**Exercise aim:** Copy every record below exactly.

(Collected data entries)
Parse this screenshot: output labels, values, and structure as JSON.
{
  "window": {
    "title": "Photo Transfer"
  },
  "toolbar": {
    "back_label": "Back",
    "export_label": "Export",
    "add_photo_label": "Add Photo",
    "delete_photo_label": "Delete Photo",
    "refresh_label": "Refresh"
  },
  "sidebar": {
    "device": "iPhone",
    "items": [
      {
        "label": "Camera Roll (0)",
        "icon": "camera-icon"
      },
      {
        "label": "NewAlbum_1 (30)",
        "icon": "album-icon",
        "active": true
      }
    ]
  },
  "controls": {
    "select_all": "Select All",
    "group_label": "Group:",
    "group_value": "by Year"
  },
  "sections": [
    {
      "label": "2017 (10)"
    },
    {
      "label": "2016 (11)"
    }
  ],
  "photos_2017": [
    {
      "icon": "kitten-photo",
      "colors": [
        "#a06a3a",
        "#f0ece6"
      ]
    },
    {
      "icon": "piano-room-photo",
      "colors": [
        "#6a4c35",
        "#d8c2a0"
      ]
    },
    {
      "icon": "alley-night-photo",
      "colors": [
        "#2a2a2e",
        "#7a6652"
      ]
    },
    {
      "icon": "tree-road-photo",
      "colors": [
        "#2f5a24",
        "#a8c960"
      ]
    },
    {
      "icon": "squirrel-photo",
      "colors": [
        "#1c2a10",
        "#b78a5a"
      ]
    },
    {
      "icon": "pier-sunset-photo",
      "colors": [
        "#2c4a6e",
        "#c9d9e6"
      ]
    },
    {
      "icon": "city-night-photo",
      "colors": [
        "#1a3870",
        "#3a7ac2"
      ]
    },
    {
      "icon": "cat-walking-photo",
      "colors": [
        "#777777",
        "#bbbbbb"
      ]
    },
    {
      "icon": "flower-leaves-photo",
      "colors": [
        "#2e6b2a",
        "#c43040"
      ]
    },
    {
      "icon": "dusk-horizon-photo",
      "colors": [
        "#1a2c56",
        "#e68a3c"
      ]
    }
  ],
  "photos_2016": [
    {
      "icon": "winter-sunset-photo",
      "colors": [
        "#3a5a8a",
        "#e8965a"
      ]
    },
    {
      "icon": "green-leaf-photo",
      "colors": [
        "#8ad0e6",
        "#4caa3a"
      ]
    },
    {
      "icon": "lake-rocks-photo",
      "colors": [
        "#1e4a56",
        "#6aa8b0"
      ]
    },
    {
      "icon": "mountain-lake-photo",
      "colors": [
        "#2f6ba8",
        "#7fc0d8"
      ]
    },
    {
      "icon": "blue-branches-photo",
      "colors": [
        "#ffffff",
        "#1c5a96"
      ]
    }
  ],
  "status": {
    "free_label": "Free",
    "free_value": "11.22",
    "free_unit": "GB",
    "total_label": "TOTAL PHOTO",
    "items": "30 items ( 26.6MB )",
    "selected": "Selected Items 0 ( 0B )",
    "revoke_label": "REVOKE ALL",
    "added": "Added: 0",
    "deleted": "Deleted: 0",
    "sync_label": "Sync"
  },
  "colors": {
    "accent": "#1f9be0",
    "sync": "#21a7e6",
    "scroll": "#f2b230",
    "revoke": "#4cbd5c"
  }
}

**Full response:**
Parse this screenshot: output labels, values, and structure as JSON.
{
  "window": {
    "title": "Photo Transfer"
  },
  "toolbar": {
    "back_label": "Back",
    "export_label": "Export",
    "add_photo_label": "Add Photo",
    "delete_photo_label": "Delete Photo",
    "refresh_label": "Refresh"
  },
  "sidebar": {
    "device": "iPhone",
    "items": [
      {
        "label": "Camera Roll (0)",
        "icon": "camera-icon"
      },
      {
        "label": "NewAlbum_1 (30)",
        "icon": "album-icon",
        "active": true
      }
    ]
  },
  "controls": {
    "select_all": "Select All",
    "group_label": "Group:",
    "group_value": "by Year"
  },
  "sections": [
    {
      "label": "2017 (10)"
    },
    {
      "label": "2016 (11)"
    }
  ],
  "photos_2017": [
    {
      "icon": "kitten-photo",
      "colors": [
        "#a06a3a",
        "#f0ece6"
      ]
    },
    {
      "icon": "piano-room-photo",
      "colors": [
        "#6a4c35",
        "#d8c2a0"
      ]
    },
    {
      "icon": "alley-night-photo",
      "colors": [
        "#2a2a2e",
        "#7a6652"
      ]
    },
    {
      "icon": "tree-road-photo",
      "colors": [
        "#2f5a24",
        "#a8c960"
      ]
    },
    {
      "icon": "squirrel-photo",
      "colors": [
        "#1c2a10",
        "#b78a5a"
      ]
    },
    {
      "icon": "pier-sunset-photo",
      "colors": [
        "#2c4a6e",
        "#c9d9e6"
      ]
    },
    {
      "icon": "city-night-photo",
      "colors": [
        "#1a3870",
        "#3a7ac2"
      ]
    },
    {
      "icon": "cat-walking-photo",
      "colors": [
        "#777777",
        "#bbbbbb"
      ]
    },
    {
      "icon": "flower-leaves-photo",
      "colors": [
        "#2e6b2a",
        "#c43040"
      ]
    },
    {
      "icon": "dusk-horizon-photo",
      "colors": [
        "#1a2c56",
        "#e68a3c"
      ]
    }
  ],
  "photos_2016": [
    {
      "icon": "winter-sunset-photo",
      "colors": [
        "#3a5a8a",
        "#e8965a"
      ]
    },
    {
      "icon": "green-leaf-photo",
      "colors": [
        "#8ad0e6",
        "#4caa3a"
      ]
    },
    {
      "icon": "lake-rocks-photo",
      "colors": [
        "#1e4a56",
        "#6aa8b0"
      ]
    },
    {
      "icon": "mountain-lake-photo",
      "colors": [
        "#2f6ba8",
        "#7fc0d8"
      ]
    },
    {
      "icon": "blue-branches-photo",
      "colors": [
        "#ffffff",
        "#1c5a96"
      ]
    }
  ],
  "status": {
    "free_label": "Free",
    "free_value": "11.22",
    "free_unit": "GB",
    "total_label": "TOTAL PHOTO",
    "items": "30 items ( 26.6MB )",
    "selected": "Selected Items 0 ( 0B )",
    "revoke_label": "REVOKE ALL",
    "added": "Added: 0",
    "deleted": "Deleted: 0",
    "sync_label": "Sync"
  },
  "colors": {
    "accent": "#1f9be0",
    "sync": "#21a7e6",
    "scroll": "#f2b230",
    "revoke": "#4cbd5c"
  }
}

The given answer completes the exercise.